### INSTRUCTIONS FOR THE TASK
Repeat the material below exactly, line for line.

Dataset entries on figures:
* * * * * * *
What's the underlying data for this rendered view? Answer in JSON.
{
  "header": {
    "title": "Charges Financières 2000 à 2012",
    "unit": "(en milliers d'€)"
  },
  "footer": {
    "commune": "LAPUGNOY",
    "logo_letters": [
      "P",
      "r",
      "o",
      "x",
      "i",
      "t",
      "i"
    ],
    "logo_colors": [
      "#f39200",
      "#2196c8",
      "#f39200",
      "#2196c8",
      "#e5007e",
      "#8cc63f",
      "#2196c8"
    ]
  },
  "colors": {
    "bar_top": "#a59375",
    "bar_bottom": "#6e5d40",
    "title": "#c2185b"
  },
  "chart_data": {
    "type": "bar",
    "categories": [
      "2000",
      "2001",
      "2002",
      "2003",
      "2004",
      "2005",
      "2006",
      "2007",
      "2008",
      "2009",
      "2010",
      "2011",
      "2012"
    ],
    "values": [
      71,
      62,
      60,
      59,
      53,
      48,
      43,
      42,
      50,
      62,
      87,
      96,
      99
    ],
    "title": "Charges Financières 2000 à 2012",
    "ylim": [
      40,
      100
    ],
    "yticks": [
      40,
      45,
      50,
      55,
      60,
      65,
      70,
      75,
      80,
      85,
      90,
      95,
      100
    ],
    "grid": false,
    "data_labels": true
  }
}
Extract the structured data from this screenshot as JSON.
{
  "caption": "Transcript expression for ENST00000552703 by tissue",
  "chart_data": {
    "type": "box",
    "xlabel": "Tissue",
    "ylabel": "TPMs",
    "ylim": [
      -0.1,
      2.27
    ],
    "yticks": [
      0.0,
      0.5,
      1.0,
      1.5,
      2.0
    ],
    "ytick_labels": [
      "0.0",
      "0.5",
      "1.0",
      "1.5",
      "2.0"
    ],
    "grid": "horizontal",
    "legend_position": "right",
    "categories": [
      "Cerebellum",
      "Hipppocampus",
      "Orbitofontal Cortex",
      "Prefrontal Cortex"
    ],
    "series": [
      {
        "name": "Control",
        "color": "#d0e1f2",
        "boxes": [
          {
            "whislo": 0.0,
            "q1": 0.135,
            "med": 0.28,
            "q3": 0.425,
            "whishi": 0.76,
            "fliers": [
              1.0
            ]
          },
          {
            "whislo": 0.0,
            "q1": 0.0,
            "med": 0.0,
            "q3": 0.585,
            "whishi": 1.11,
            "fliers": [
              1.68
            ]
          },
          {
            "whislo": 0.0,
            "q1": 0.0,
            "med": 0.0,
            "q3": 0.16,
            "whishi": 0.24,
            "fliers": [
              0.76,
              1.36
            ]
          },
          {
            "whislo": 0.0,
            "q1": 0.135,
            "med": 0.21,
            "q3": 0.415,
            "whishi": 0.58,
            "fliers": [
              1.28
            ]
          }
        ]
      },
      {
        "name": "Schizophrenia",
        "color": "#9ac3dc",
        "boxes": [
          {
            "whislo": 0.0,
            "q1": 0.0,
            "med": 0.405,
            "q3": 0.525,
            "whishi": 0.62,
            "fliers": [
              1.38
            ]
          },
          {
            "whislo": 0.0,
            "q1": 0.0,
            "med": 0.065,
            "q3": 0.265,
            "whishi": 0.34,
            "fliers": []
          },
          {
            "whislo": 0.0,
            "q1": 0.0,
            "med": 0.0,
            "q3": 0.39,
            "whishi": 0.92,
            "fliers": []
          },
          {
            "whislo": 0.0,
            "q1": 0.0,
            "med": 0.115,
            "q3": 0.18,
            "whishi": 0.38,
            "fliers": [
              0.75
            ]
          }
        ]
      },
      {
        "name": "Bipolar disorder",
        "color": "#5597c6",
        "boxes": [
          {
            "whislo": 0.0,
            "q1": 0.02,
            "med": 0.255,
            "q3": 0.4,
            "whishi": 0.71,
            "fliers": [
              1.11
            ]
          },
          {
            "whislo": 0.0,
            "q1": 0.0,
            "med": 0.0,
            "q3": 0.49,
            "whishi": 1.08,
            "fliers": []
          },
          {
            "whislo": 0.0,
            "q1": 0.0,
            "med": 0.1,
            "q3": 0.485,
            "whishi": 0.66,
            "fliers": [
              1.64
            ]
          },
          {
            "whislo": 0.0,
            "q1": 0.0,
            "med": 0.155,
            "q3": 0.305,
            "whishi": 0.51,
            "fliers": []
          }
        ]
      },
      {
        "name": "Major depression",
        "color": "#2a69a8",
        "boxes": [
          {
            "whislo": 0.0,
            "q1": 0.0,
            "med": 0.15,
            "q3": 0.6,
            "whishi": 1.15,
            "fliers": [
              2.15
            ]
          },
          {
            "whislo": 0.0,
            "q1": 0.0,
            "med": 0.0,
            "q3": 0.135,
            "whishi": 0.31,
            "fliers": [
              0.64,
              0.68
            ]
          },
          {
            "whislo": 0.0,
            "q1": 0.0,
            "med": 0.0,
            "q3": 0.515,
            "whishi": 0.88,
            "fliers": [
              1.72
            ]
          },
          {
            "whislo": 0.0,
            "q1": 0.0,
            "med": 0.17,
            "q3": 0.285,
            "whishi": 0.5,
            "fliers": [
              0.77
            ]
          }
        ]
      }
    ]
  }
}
* * * * * * *
### WRITTEN SOLUTION
What's the underlying data for this rendered view? Answer in JSON.
{
  "header": {
    "title": "Charges Financières 2000 à 2012",
    "unit": "(en milliers d'€)"
  },
  "footer": {
    "commune": "LAPUGNOY",
    "logo_letters": [
      "P",
      "r",
      "o",
      "x",
      "i",
      "t",
      "i"
    ],
    "logo_colors": [
      "#f39200",
      "#2196c8",
      "#f39200",
      "#2196c8",
      "#e5007e",
      "#8cc63f",
      "#2196c8"
    ]
  },
  "colors": {
    "bar_top": "#a59375",
    "bar_bottom": "#6e5d40",
    "title": "#c2185b"
  },
  "chart_data": {
    "type": "bar",
    "categories": [
      "2000",
      "2001",
      "2002",
      "2003",
      "2004",
      "2005",
      "2006",
      "2007",
      "2008",
      "2009",
      "2010",
      "2011",
      "2012"
    ],
    "values": [
      71,
      62,
      60,
      59,
      53,
      48,
      43,
      42,
      50,
      62,
      87,
      96,
      99
    ],
    "title": "Charges Financières 2000 à 2012",
    "ylim": [
      40,
      100
    ],
    "yticks": [
      40,
      45,
      50,
      55,
      60,
      65,
      70,
      75,
      80,
      85,
      90,
      95,
      100
    ],
    "grid": false,
    "data_labels": true
  }
}
Extract the structured data from this screenshot as JSON.
{
  "caption": "Transcript expression for ENST00000552703 by tissue",
  "chart_data": {
    "type": "box",
    "xlabel": "Tissue",
    "ylabel": "TPMs",
    "ylim": [
      -0.1,
      2.27
    ],
    "yticks": [
      0.0,
      0.5,
      1.0,
      1.5,
      2.0
    ],
    "ytick_labels": [
      "0.0",
      "0.5",
      "1.0",
      "1.5",
      "2.0"
    ],
    "grid": "horizontal",
    "legend_position": "right",
    "categories": [
      "Cerebellum",
      "Hipppocampus",
      "Orbitofontal Cortex",
      "Prefrontal Cortex"
    ],
    "series": [
      {
        "name": "Control",
        "color": "#d0e1f2",
        "boxes": [
          {
            "whislo": 0.0,
            "q1": 0.135,
            "med": 0.28,
            "q3": 0.425,
            "whishi": 0.76,
            "fliers": [
              1.0
            ]
          },
          {
            "whislo": 0.0,
            "q1": 0.0,
            "med": 0.0,
            "q3": 0.585,
            "whishi": 1.11,
            "fliers": [
              1.68
            ]
          },
          {
            "whislo": 0.0,
            "q1": 0.0,
            "med": 0.0,
            "q3": 0.16,
            "whishi": 0.24,
            "fliers": [
              0.76,
              1.36
            ]
          },
          {
            "whislo": 0.0,
            "q1": 0.135,
            "med": 0.21,
            "q3": 0.415,
            "whishi": 0.58,
            "fliers": [
              1.28
            ]
          }
        ]
      },
      {
        "name": "Schizophrenia",
        "color": "#9ac3dc",
        "boxes": [
          {
            "whislo": 0.0,
            "q1": 0.0,
            "med": 0.405,
            "q3": 0.525,
            "whishi": 0.62,
            "fliers": [
              1.38
            ]
          },
          {
            "whislo": 0.0,
            "q1": 0.0,
            "med": 0.065,
            "q3": 0.265,
            "whishi": 0.34,
            "fliers": []
          },
          {
            "whislo": 0.0,
            "q1": 0.0,
            "med": 0.0,
            "q3": 0.39,
            "whishi": 0.92,
            "fliers": []
          },
          {
            "whislo": 0.0,
            "q1": 0.0,
            "med": 0.115,
            "q3": 0.18,
            "whishi": 0.38,
            "fliers": [
              0.75
            ]
          }
        ]
      },
      {
        "name": "Bipolar disorder",
        "color": "#5597c6",
        "boxes": [
          {
            "whislo": 0.0,
            "q1": 0.02,
            "med": 0.255,
            "q3": 0.4,
            "whishi": 0.71,
            "fliers": [
              1.11
            ]
          },
          {
            "whislo": 0.0,
            "q1": 0.0,
            "med": 0.0,
            "q3": 0.49,
            "whishi": 1.08,
            "fliers": []
          },
          {
            "whislo": 0.0,
            "q1": 0.0,
            "med": 0.1,
            "q3": 0.485,
            "whishi": 0.66,
            "fliers": [
              1.64
            ]
          },
          {
            "whislo": 0.0,
            "q1": 0.0,
            "med": 0.155,
            "q3": 0.305,
            "whishi": 0.51,
            "fliers": []
          }
        ]
      },
      {
        "name": "Major depression",
        "color": "#2a69a8",
        "boxes": [
          {
            "whislo": 0.0,
            "q1": 0.0,
            "med": 0.15,
            "q3": 0.6,
            "whishi": 1.15,
            "fliers": [
              2.15
            ]
          },
          {
            "whislo": 0.0,
            "q1": 0.0,
            "med": 0.0,
            "q3": 0.135,
            "whishi": 0.31,
            "fliers": [
              0.64,
              0.68
            ]
          },
          {
            "whislo": 0.0,
            "q1": 0.0,
            "med": 0.0,
            "q3": 0.515,
            "whishi": 0.88,
            "fliers": [
              1.72
            ]
          },
          {
            "whislo": 0.0,
            "q1": 0.0,
            "med": 0.17,
            "q3": 0.285,
            "whishi": 0.5,
            "fliers": [
              0.77
            ]
          }
        ]
      }
    ]
  }
}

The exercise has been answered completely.